## Given entries
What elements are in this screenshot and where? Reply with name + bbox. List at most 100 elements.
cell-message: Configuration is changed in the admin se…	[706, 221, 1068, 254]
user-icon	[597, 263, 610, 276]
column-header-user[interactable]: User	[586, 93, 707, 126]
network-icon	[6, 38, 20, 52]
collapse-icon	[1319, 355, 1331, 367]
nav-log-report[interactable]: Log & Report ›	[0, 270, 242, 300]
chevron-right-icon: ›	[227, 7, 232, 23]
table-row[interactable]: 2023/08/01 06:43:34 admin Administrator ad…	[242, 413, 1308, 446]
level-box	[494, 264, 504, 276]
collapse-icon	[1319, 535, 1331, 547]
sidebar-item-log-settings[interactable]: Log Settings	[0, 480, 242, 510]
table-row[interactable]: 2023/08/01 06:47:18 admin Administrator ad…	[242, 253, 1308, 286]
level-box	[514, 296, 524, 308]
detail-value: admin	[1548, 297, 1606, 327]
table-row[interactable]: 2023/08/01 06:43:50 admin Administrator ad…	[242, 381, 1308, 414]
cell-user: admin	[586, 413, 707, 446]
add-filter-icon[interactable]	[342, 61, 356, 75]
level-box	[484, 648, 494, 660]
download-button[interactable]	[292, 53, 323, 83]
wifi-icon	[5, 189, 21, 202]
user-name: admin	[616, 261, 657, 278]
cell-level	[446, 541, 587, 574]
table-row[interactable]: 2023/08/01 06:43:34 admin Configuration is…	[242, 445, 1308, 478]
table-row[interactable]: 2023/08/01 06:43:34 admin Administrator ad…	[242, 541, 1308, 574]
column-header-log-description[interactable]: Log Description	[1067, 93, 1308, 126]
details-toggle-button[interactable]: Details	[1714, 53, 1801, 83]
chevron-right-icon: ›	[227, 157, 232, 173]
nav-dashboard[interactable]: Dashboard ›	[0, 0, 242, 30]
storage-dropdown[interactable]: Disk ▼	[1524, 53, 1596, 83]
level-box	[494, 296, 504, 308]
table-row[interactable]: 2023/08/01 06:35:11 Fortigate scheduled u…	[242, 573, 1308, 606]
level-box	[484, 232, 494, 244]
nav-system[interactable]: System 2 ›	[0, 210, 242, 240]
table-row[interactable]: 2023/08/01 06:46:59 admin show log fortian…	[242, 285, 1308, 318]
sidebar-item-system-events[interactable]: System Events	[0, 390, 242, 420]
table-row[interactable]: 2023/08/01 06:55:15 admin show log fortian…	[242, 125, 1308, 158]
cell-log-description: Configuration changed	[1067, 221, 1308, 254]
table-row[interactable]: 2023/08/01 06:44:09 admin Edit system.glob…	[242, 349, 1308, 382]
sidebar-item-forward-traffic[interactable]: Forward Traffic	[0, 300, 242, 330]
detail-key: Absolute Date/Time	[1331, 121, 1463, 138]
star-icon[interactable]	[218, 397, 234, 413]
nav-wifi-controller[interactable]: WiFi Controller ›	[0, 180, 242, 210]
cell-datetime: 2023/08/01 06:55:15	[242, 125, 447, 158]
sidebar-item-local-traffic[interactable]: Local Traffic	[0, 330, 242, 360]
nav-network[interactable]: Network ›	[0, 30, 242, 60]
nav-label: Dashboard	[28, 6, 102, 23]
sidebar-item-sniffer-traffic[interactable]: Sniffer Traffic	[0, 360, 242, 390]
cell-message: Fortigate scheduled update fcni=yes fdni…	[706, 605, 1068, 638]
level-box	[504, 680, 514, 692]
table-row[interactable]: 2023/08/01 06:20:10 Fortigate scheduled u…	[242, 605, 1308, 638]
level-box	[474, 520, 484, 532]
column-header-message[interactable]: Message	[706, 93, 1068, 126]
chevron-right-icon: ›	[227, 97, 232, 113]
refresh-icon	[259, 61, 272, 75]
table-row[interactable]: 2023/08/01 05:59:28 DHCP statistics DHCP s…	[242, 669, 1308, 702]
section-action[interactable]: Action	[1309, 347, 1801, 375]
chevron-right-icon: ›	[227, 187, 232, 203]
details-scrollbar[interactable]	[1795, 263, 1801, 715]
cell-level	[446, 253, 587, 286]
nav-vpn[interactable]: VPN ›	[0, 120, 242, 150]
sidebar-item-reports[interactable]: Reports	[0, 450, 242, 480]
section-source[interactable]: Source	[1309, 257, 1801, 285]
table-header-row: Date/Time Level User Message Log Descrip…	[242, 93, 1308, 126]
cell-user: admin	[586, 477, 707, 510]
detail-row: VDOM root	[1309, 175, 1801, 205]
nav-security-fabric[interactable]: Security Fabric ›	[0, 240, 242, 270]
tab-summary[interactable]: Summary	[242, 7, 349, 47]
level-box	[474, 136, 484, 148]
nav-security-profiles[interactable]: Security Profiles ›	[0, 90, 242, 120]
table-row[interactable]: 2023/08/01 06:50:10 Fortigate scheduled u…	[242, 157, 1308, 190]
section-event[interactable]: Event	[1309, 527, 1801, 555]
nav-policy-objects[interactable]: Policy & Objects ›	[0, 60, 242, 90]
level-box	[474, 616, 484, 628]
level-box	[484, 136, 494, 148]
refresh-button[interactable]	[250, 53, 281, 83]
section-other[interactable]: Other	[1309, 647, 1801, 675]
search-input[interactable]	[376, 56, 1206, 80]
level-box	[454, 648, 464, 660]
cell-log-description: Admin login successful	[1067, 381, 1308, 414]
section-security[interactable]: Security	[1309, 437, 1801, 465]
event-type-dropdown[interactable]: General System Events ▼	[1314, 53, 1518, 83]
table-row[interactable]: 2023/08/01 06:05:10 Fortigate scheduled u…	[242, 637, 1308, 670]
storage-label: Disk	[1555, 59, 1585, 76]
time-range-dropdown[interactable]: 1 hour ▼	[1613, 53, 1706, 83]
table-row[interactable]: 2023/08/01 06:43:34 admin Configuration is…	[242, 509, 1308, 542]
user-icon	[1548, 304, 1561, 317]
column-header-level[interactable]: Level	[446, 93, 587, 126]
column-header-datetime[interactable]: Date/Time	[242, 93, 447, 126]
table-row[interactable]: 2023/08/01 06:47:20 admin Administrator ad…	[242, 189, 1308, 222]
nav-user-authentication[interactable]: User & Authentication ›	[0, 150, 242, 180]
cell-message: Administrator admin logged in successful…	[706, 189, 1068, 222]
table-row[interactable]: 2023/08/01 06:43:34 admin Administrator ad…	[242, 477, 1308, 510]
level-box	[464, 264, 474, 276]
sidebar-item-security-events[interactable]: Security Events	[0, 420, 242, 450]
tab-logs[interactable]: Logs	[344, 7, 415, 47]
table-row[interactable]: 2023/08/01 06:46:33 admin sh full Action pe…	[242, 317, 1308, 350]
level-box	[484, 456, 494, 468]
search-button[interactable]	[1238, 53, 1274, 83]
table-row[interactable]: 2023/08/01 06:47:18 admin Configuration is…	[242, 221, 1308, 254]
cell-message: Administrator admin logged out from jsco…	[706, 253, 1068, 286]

## What the task asks
Copy out every line of the records above with no changes.

## The result
What elements are in this screenshot and where? Reply with name + bbox. List at most 100 elements.
cell-message: Configuration is changed in the admin se…	[706, 221, 1068, 254]
user-icon	[597, 263, 610, 276]
column-header-user[interactable]: User	[586, 93, 707, 126]
network-icon	[6, 38, 20, 52]
collapse-icon	[1319, 355, 1331, 367]
nav-log-report[interactable]: Log & Report ›	[0, 270, 242, 300]
chevron-right-icon: ›	[227, 7, 232, 23]
table-row[interactable]: 2023/08/01 06:43:34 admin Administrator ad…	[242, 413, 1308, 446]
level-box	[494, 264, 504, 276]
collapse-icon	[1319, 535, 1331, 547]
sidebar-item-log-settings[interactable]: Log Settings	[0, 480, 242, 510]
table-row[interactable]: 2023/08/01 06:47:18 admin Administrator ad…	[242, 253, 1308, 286]
level-box	[514, 296, 524, 308]
detail-value: admin	[1548, 297, 1606, 327]
table-row[interactable]: 2023/08/01 06:43:50 admin Administrator ad…	[242, 381, 1308, 414]
cell-user: admin	[586, 413, 707, 446]
add-filter-icon[interactable]	[342, 61, 356, 75]
level-box	[484, 648, 494, 660]
download-button[interactable]	[292, 53, 323, 83]
wifi-icon	[5, 189, 21, 202]
user-name: admin	[616, 261, 657, 278]
cell-level	[446, 541, 587, 574]
table-row[interactable]: 2023/08/01 06:43:34 admin Configuration is…	[242, 445, 1308, 478]
table-row[interactable]: 2023/08/01 06:43:34 admin Administrator ad…	[242, 541, 1308, 574]
column-header-log-description[interactable]: Log Description	[1067, 93, 1308, 126]
details-toggle-button[interactable]: Details	[1714, 53, 1801, 83]
chevron-right-icon: ›	[227, 157, 232, 173]
nav-dashboard[interactable]: Dashboard ›	[0, 0, 242, 30]
storage-dropdown[interactable]: Disk ▼	[1524, 53, 1596, 83]
level-box	[494, 296, 504, 308]
table-row[interactable]: 2023/08/01 06:35:11 Fortigate scheduled u…	[242, 573, 1308, 606]
level-box	[484, 232, 494, 244]
nav-system[interactable]: System 2 ›	[0, 210, 242, 240]
table-row[interactable]: 2023/08/01 06:46:59 admin show log fortian…	[242, 285, 1308, 318]
sidebar-item-system-events[interactable]: System Events	[0, 390, 242, 420]
table-row[interactable]: 2023/08/01 06:55:15 admin show log fortian…	[242, 125, 1308, 158]
cell-log-description: Configuration changed	[1067, 221, 1308, 254]
table-row[interactable]: 2023/08/01 06:44:09 admin Edit system.glob…	[242, 349, 1308, 382]
sidebar-item-forward-traffic[interactable]: Forward Traffic	[0, 300, 242, 330]
detail-key: Absolute Date/Time	[1331, 121, 1463, 138]
star-icon[interactable]	[218, 397, 234, 413]
nav-wifi-controller[interactable]: WiFi Controller ›	[0, 180, 242, 210]
cell-datetime: 2023/08/01 06:55:15	[242, 125, 447, 158]
sidebar-item-local-traffic[interactable]: Local Traffic	[0, 330, 242, 360]
nav-network[interactable]: Network ›	[0, 30, 242, 60]
nav-label: Dashboard	[28, 6, 102, 23]
sidebar-item-sniffer-traffic[interactable]: Sniffer Traffic	[0, 360, 242, 390]
cell-message: Fortigate scheduled update fcni=yes fdni…	[706, 605, 1068, 638]
level-box	[504, 680, 514, 692]
table-row[interactable]: 2023/08/01 06:20:10 Fortigate scheduled u…	[242, 605, 1308, 638]
level-box	[474, 520, 484, 532]
column-header-message[interactable]: Message	[706, 93, 1068, 126]
chevron-right-icon: ›	[227, 97, 232, 113]
refresh-icon	[259, 61, 272, 75]
table-row[interactable]: 2023/08/01 05:59:28 DHCP statistics DHCP s…	[242, 669, 1308, 702]
section-action[interactable]: Action	[1309, 347, 1801, 375]
chevron-right-icon: ›	[227, 187, 232, 203]
details-scrollbar[interactable]	[1795, 263, 1801, 715]
cell-level	[446, 253, 587, 286]
nav-vpn[interactable]: VPN ›	[0, 120, 242, 150]
sidebar-item-reports[interactable]: Reports	[0, 450, 242, 480]
section-source[interactable]: Source	[1309, 257, 1801, 285]
table-header-row: Date/Time Level User Message Log Descrip…	[242, 93, 1308, 126]
cell-user: admin	[586, 477, 707, 510]
detail-row: VDOM root	[1309, 175, 1801, 205]
nav-security-fabric[interactable]: Security Fabric ›	[0, 240, 242, 270]
tab-summary[interactable]: Summary	[242, 7, 349, 47]
level-box	[474, 136, 484, 148]
nav-security-profiles[interactable]: Security Profiles ›	[0, 90, 242, 120]
table-row[interactable]: 2023/08/01 06:50:10 Fortigate scheduled u…	[242, 157, 1308, 190]
section-event[interactable]: Event	[1309, 527, 1801, 555]
nav-policy-objects[interactable]: Policy & Objects ›	[0, 60, 242, 90]
level-box	[474, 616, 484, 628]
level-box	[484, 136, 494, 148]
refresh-button[interactable]	[250, 53, 281, 83]
section-other[interactable]: Other	[1309, 647, 1801, 675]
search-input[interactable]	[376, 56, 1206, 80]
level-box	[454, 648, 464, 660]
cell-log-description: Admin login successful	[1067, 381, 1308, 414]
section-security[interactable]: Security	[1309, 437, 1801, 465]
event-type-dropdown[interactable]: General System Events ▼	[1314, 53, 1518, 83]
table-row[interactable]: 2023/08/01 06:05:10 Fortigate scheduled u…	[242, 637, 1308, 670]
storage-label: Disk	[1555, 59, 1585, 76]
time-range-dropdown[interactable]: 1 hour ▼	[1613, 53, 1706, 83]
table-row[interactable]: 2023/08/01 06:43:34 admin Configuration is…	[242, 509, 1308, 542]
user-icon	[1548, 304, 1561, 317]
column-header-level[interactable]: Level	[446, 93, 587, 126]
column-header-datetime[interactable]: Date/Time	[242, 93, 447, 126]
table-row[interactable]: 2023/08/01 06:47:20 admin Administrator ad…	[242, 189, 1308, 222]
nav-user-authentication[interactable]: User & Authentication ›	[0, 150, 242, 180]
cell-message: Administrator admin logged in successful…	[706, 189, 1068, 222]
table-row[interactable]: 2023/08/01 06:43:34 admin Administrator ad…	[242, 477, 1308, 510]
level-box	[464, 264, 474, 276]
sidebar-item-security-events[interactable]: Security Events	[0, 420, 242, 450]
tab-logs[interactable]: Logs	[344, 7, 415, 47]
table-row[interactable]: 2023/08/01 06:46:33 admin sh full Action pe…	[242, 317, 1308, 350]
level-box	[484, 456, 494, 468]
search-button[interactable]	[1238, 53, 1274, 83]
table-row[interactable]: 2023/08/01 06:47:18 admin Configuration is…	[242, 221, 1308, 254]
cell-message: Administrator admin logged out from jsco…	[706, 253, 1068, 286]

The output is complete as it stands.